◆ Direction: Reply with one number: the count of lines in the listing that contain the string "Guinier".

[begin Record extracts]

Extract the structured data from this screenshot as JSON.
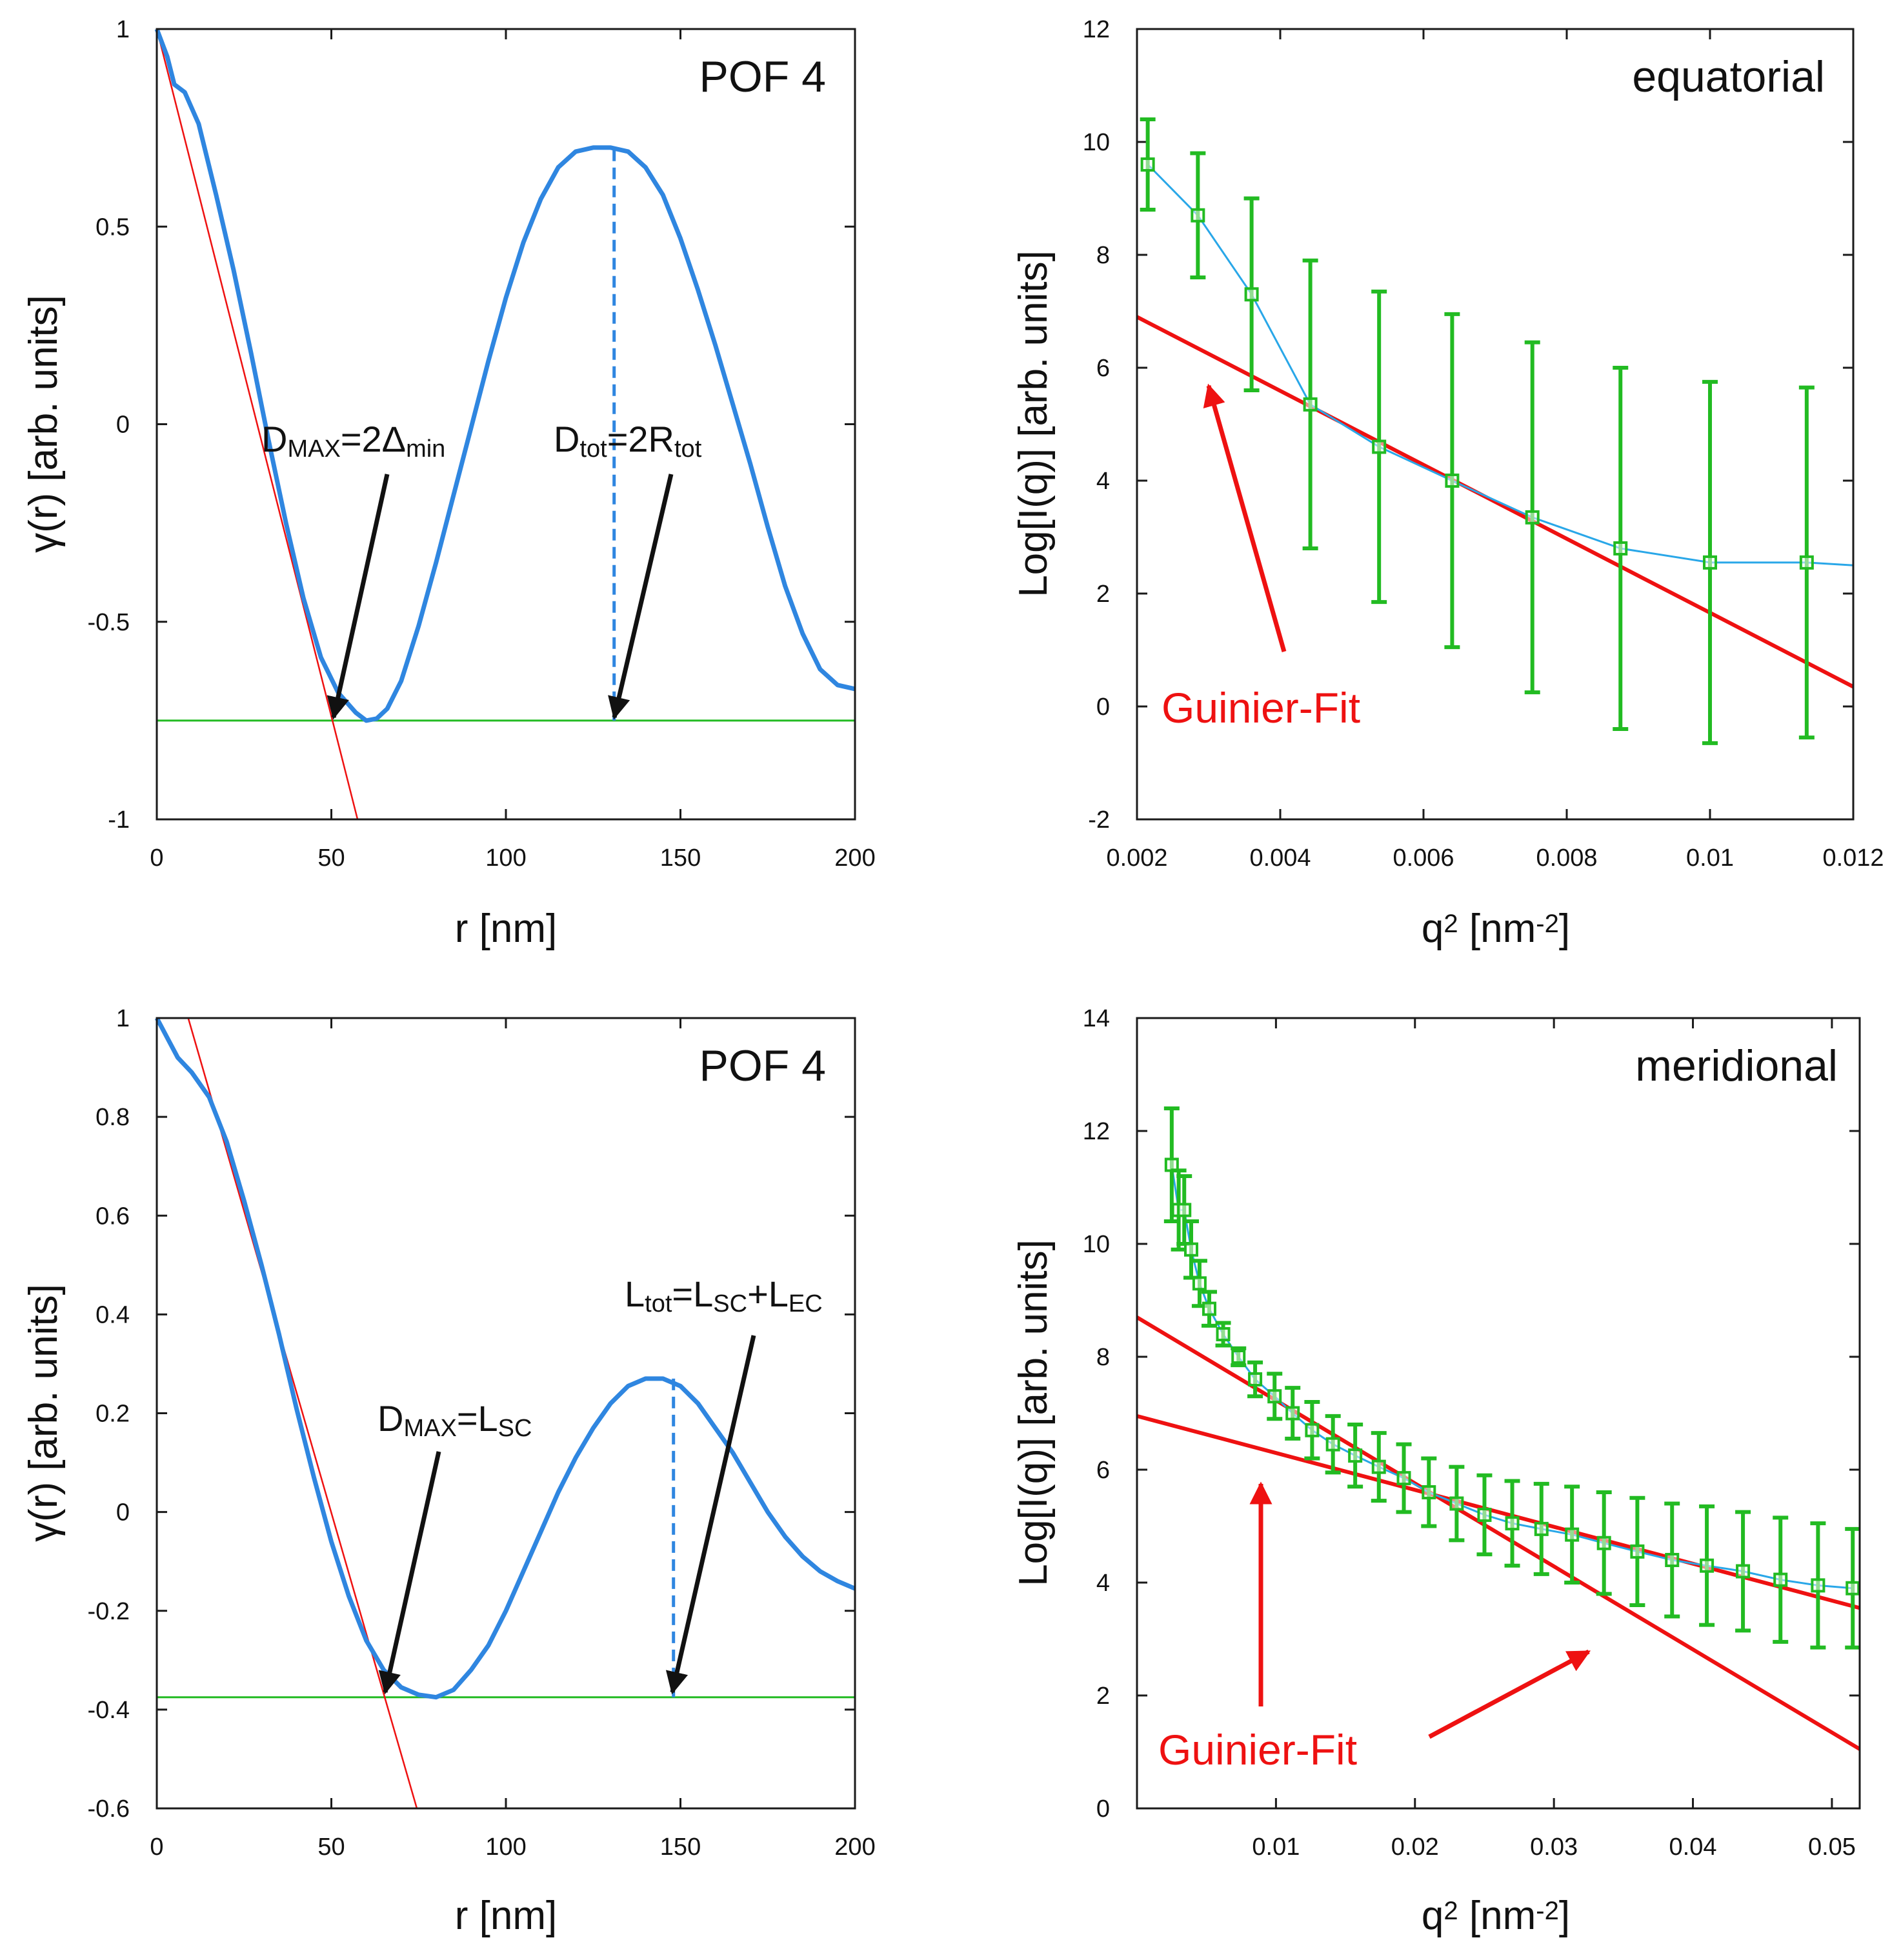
{
  "colors": {
    "curve": "#2f86e0",
    "fit": "#ee1111",
    "baseline": "#22bb22",
    "data": "#22bb22",
    "connector": "#29a7e8",
    "arrow_black": "#111111",
    "arrow_red": "#ee1111"
  },
  "chart_data": [
    {
      "id": "tl",
      "type": "line",
      "title": "POF 4",
      "xlabel": "r [nm]",
      "ylabel": "γ(r) [arb. units]",
      "xlim": [
        0,
        200
      ],
      "ylim": [
        -1,
        1
      ],
      "xticks": [
        0,
        50,
        100,
        150,
        200
      ],
      "xticklabels": [
        "0",
        "50",
        "100",
        "150",
        "200"
      ],
      "yticks": [
        -1,
        -0.5,
        0,
        0.5,
        1
      ],
      "yticklabels": [
        "-1",
        "-0.5",
        "0",
        "0.5",
        "1"
      ],
      "series": [
        {
          "name": "γ(r)",
          "x": [
            0,
            3,
            5,
            8,
            12,
            17,
            22,
            27,
            32,
            37,
            42,
            47,
            52,
            57,
            60,
            63,
            66,
            70,
            75,
            80,
            85,
            90,
            95,
            100,
            105,
            110,
            115,
            120,
            125,
            130,
            135,
            140,
            145,
            150,
            155,
            160,
            165,
            170,
            175,
            180,
            185,
            190,
            195,
            200
          ],
          "y": [
            1.0,
            0.93,
            0.86,
            0.84,
            0.76,
            0.58,
            0.39,
            0.18,
            -0.04,
            -0.25,
            -0.44,
            -0.59,
            -0.68,
            -0.73,
            -0.75,
            -0.745,
            -0.72,
            -0.65,
            -0.51,
            -0.35,
            -0.18,
            -0.01,
            0.16,
            0.32,
            0.46,
            0.57,
            0.65,
            0.69,
            0.7,
            0.7,
            0.69,
            0.65,
            0.58,
            0.47,
            0.34,
            0.2,
            0.05,
            -0.1,
            -0.26,
            -0.41,
            -0.53,
            -0.62,
            -0.66,
            -0.67
          ]
        },
        {
          "name": "linear fit",
          "x": [
            0,
            57.5
          ],
          "y": [
            1.0,
            -1.0
          ]
        },
        {
          "name": "baseline",
          "x": [
            0,
            200
          ],
          "y": [
            -0.75,
            -0.75
          ]
        },
        {
          "name": "peak marker",
          "x": [
            131,
            131
          ],
          "y": [
            0.695,
            -0.75
          ]
        }
      ],
      "annotations": [
        {
          "main": "D",
          "sub": "MAX",
          "rest": "=2Δ",
          "sub2": "min",
          "target": [
            50,
            -0.75
          ]
        },
        {
          "main": "D",
          "sub": "tot",
          "rest": "=2R",
          "sub2": "tot",
          "target": [
            131,
            -0.75
          ]
        }
      ]
    },
    {
      "id": "tr",
      "type": "scatter",
      "title": "equatorial",
      "xlabel_main": "q",
      "xlabel_sup": "2",
      "xlabel_rest": " [nm",
      "xlabel_sup2": "-2",
      "xlabel_end": "]",
      "ylabel": "Log[I(q)] [arb. units]",
      "xlim": [
        0.002,
        0.012
      ],
      "ylim": [
        -2,
        12
      ],
      "xticks": [
        0.002,
        0.004,
        0.006,
        0.008,
        0.01,
        0.012
      ],
      "xticklabels": [
        "0.002",
        "0.004",
        "0.006",
        "0.008",
        "0.01",
        "0.012"
      ],
      "yticks": [
        -2,
        0,
        2,
        4,
        6,
        8,
        10,
        12
      ],
      "yticklabels": [
        "-2",
        "0",
        "2",
        "4",
        "6",
        "8",
        "10",
        "12"
      ],
      "series": [
        {
          "name": "data",
          "x": [
            0.00215,
            0.00285,
            0.0036,
            0.00442,
            0.00538,
            0.0064,
            0.00752,
            0.00875,
            0.01,
            0.01135
          ],
          "y": [
            9.6,
            8.7,
            7.3,
            5.35,
            4.6,
            4.0,
            3.35,
            2.8,
            2.55,
            2.55
          ],
          "err": [
            0.8,
            1.1,
            1.7,
            2.55,
            2.75,
            2.95,
            3.1,
            3.2,
            3.2,
            3.1
          ]
        },
        {
          "name": "connector",
          "x": [
            0.01135,
            0.012
          ],
          "y": [
            2.55,
            2.5
          ]
        },
        {
          "name": "Guinier-Fit",
          "x": [
            0.002,
            0.012
          ],
          "y": [
            6.9,
            0.35
          ]
        }
      ],
      "label": "Guinier-Fit"
    },
    {
      "id": "bl",
      "type": "line",
      "title": "POF 4",
      "xlabel": "r [nm]",
      "ylabel": "γ(r) [arb. units]",
      "xlim": [
        0,
        200
      ],
      "ylim": [
        -0.6,
        1
      ],
      "xticks": [
        0,
        50,
        100,
        150,
        200
      ],
      "xticklabels": [
        "0",
        "50",
        "100",
        "150",
        "200"
      ],
      "yticks": [
        -0.6,
        -0.4,
        -0.2,
        0,
        0.2,
        0.4,
        0.6,
        0.8,
        1
      ],
      "yticklabels": [
        "-0.6",
        "-0.4",
        "-0.2",
        "0",
        "0.2",
        "0.4",
        "0.6",
        "0.8",
        "1"
      ],
      "series": [
        {
          "name": "γ(r)",
          "x": [
            0,
            3,
            6,
            10,
            15,
            20,
            25,
            30,
            35,
            40,
            45,
            50,
            55,
            60,
            65,
            70,
            75,
            80,
            85,
            90,
            95,
            100,
            105,
            110,
            115,
            120,
            125,
            130,
            135,
            140,
            145,
            150,
            155,
            160,
            165,
            170,
            175,
            180,
            185,
            190,
            195,
            200
          ],
          "y": [
            1.0,
            0.96,
            0.92,
            0.89,
            0.84,
            0.75,
            0.63,
            0.5,
            0.36,
            0.21,
            0.07,
            -0.06,
            -0.17,
            -0.26,
            -0.32,
            -0.355,
            -0.37,
            -0.375,
            -0.36,
            -0.32,
            -0.27,
            -0.2,
            -0.12,
            -0.04,
            0.04,
            0.11,
            0.17,
            0.22,
            0.255,
            0.27,
            0.27,
            0.255,
            0.22,
            0.17,
            0.12,
            0.06,
            0.0,
            -0.05,
            -0.09,
            -0.12,
            -0.14,
            -0.155
          ]
        },
        {
          "name": "linear fit",
          "x": [
            9,
            74.5
          ],
          "y": [
            1.0,
            -0.6
          ]
        },
        {
          "name": "baseline",
          "x": [
            0,
            200
          ],
          "y": [
            -0.375,
            -0.375
          ]
        },
        {
          "name": "peak marker",
          "x": [
            148,
            148
          ],
          "y": [
            0.27,
            -0.375
          ]
        }
      ],
      "annotations": [
        {
          "main": "D",
          "sub": "MAX",
          "rest": "=L",
          "sub2": "SC",
          "target": [
            66,
            -0.375
          ]
        },
        {
          "main": "L",
          "sub": "tot",
          "rest": "=L",
          "sub2": "SC",
          "rest2": "+L",
          "sub3": "EC",
          "target": [
            148,
            -0.375
          ]
        }
      ]
    },
    {
      "id": "br",
      "type": "scatter",
      "title": "meridional",
      "xlabel_main": "q",
      "xlabel_sup": "2",
      "xlabel_rest": " [nm",
      "xlabel_sup2": "-2",
      "xlabel_end": "]",
      "ylabel": "Log[I(q)] [arb. units]",
      "xlim": [
        0,
        0.052
      ],
      "ylim": [
        0,
        14
      ],
      "xticks": [
        0.01,
        0.02,
        0.03,
        0.04,
        0.05
      ],
      "xticklabels": [
        "0.01",
        "0.02",
        "0.03",
        "0.04",
        "0.05"
      ],
      "yticks": [
        0,
        2,
        4,
        6,
        8,
        10,
        12,
        14
      ],
      "yticklabels": [
        "0",
        "2",
        "4",
        "6",
        "8",
        "10",
        "12",
        "14"
      ],
      "series": [
        {
          "name": "data",
          "x": [
            0.0025,
            0.003,
            0.0034,
            0.0039,
            0.0045,
            0.0052,
            0.0062,
            0.0073,
            0.0085,
            0.0099,
            0.0112,
            0.0126,
            0.0141,
            0.0157,
            0.0174,
            0.0192,
            0.021,
            0.023,
            0.025,
            0.027,
            0.0291,
            0.0313,
            0.0336,
            0.036,
            0.0385,
            0.041,
            0.0436,
            0.0463,
            0.049,
            0.0515
          ],
          "y": [
            11.4,
            10.6,
            10.6,
            9.9,
            9.3,
            8.85,
            8.4,
            8.0,
            7.6,
            7.3,
            7.0,
            6.7,
            6.45,
            6.25,
            6.05,
            5.85,
            5.6,
            5.4,
            5.2,
            5.05,
            4.95,
            4.85,
            4.7,
            4.55,
            4.4,
            4.3,
            4.2,
            4.05,
            3.95,
            3.9
          ],
          "err": [
            1.0,
            0.7,
            0.6,
            0.5,
            0.4,
            0.3,
            0.2,
            0.15,
            0.3,
            0.4,
            0.45,
            0.5,
            0.5,
            0.55,
            0.6,
            0.6,
            0.6,
            0.65,
            0.7,
            0.75,
            0.8,
            0.85,
            0.9,
            0.95,
            1.0,
            1.05,
            1.05,
            1.1,
            1.1,
            1.05
          ]
        },
        {
          "name": "Guinier-Fit 1",
          "x": [
            0,
            0.052
          ],
          "y": [
            6.95,
            3.55
          ]
        },
        {
          "name": "Guinier-Fit 2",
          "x": [
            0,
            0.052
          ],
          "y": [
            8.7,
            1.05
          ]
        }
      ],
      "label": "Guinier-Fit"
    }
  ]
}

[end Record extracts]

◆ Result of the exercise: 5